→ **Data section**
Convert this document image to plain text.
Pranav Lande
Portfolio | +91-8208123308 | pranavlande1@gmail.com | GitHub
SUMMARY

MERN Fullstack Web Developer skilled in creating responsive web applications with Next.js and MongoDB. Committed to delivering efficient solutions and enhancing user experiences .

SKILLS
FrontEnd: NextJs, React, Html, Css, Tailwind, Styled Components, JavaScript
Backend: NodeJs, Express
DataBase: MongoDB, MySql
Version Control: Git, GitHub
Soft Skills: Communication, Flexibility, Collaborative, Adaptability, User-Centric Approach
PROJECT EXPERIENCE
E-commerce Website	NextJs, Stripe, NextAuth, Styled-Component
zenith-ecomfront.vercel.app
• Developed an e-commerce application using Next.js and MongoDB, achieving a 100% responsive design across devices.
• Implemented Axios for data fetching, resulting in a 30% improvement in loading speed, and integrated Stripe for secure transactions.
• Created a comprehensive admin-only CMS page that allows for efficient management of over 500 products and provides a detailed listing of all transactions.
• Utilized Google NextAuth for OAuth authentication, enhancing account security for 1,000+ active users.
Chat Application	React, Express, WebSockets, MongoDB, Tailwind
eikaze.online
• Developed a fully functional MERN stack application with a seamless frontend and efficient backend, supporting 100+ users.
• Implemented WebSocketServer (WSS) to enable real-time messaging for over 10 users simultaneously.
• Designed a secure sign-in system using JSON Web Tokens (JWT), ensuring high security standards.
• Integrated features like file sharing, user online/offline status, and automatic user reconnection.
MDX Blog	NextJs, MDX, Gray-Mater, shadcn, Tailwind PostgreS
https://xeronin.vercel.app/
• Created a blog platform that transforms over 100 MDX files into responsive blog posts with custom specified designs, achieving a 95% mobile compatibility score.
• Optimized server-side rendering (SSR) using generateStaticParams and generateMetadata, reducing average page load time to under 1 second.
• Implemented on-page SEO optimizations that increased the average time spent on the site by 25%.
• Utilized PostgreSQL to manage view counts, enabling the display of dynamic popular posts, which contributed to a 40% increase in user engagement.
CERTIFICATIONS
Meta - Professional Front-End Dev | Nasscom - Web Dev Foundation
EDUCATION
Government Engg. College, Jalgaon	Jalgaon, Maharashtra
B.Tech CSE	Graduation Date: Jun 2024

→ **Problem to solve**
Copy out each line exactly as written.

→ **Result below**
Convert this document image to plain text.
Pranav Lande
Portfolio | +91-8208123308 | pranavlande1@gmail.com | GitHub
SUMMARY

MERN Fullstack Web Developer skilled in creating responsive web applications with Next.js and MongoDB. Committed to delivering efficient solutions and enhancing user experiences .

SKILLS
FrontEnd: NextJs, React, Html, Css, Tailwind, Styled Components, JavaScript
Backend: NodeJs, Express
DataBase: MongoDB, MySql
Version Control: Git, GitHub
Soft Skills: Communication, Flexibility, Collaborative, Adaptability, User-Centric Approach
PROJECT EXPERIENCE
E-commerce Website	NextJs, Stripe, NextAuth, Styled-Component
zenith-ecomfront.vercel.app
• Developed an e-commerce application using Next.js and MongoDB, achieving a 100% responsive design across devices.
• Implemented Axios for data fetching, resulting in a 30% improvement in loading speed, and integrated Stripe for secure transactions.
• Created a comprehensive admin-only CMS page that allows for efficient management of over 500 products and provides a detailed listing of all transactions.
• Utilized Google NextAuth for OAuth authentication, enhancing account security for 1,000+ active users.
Chat Application	React, Express, WebSockets, MongoDB, Tailwind
eikaze.online
• Developed a fully functional MERN stack application with a seamless frontend and efficient backend, supporting 100+ users.
• Implemented WebSocketServer (WSS) to enable real-time messaging for over 10 users simultaneously.
• Designed a secure sign-in system using JSON Web Tokens (JWT), ensuring high security standards.
• Integrated features like file sharing, user online/offline status, and automatic user reconnection.
MDX Blog	NextJs, MDX, Gray-Mater, shadcn, Tailwind PostgreS
https://xeronin.vercel.app/
• Created a blog platform that transforms over 100 MDX files into responsive blog posts with custom specified designs, achieving a 95% mobile compatibility score.
• Optimized server-side rendering (SSR) using generateStaticParams and generateMetadata, reducing average page load time to under 1 second.
• Implemented on-page SEO optimizations that increased the average time spent on the site by 25%.
• Utilized PostgreSQL to manage view counts, enabling the display of dynamic popular posts, which contributed to a 40% increase in user engagement.
CERTIFICATIONS
Meta - Professional Front-End Dev | Nasscom - Web Dev Foundation
EDUCATION
Government Engg. College, Jalgaon	Jalgaon, Maharashtra
B.Tech CSE	Graduation Date: Jun 2024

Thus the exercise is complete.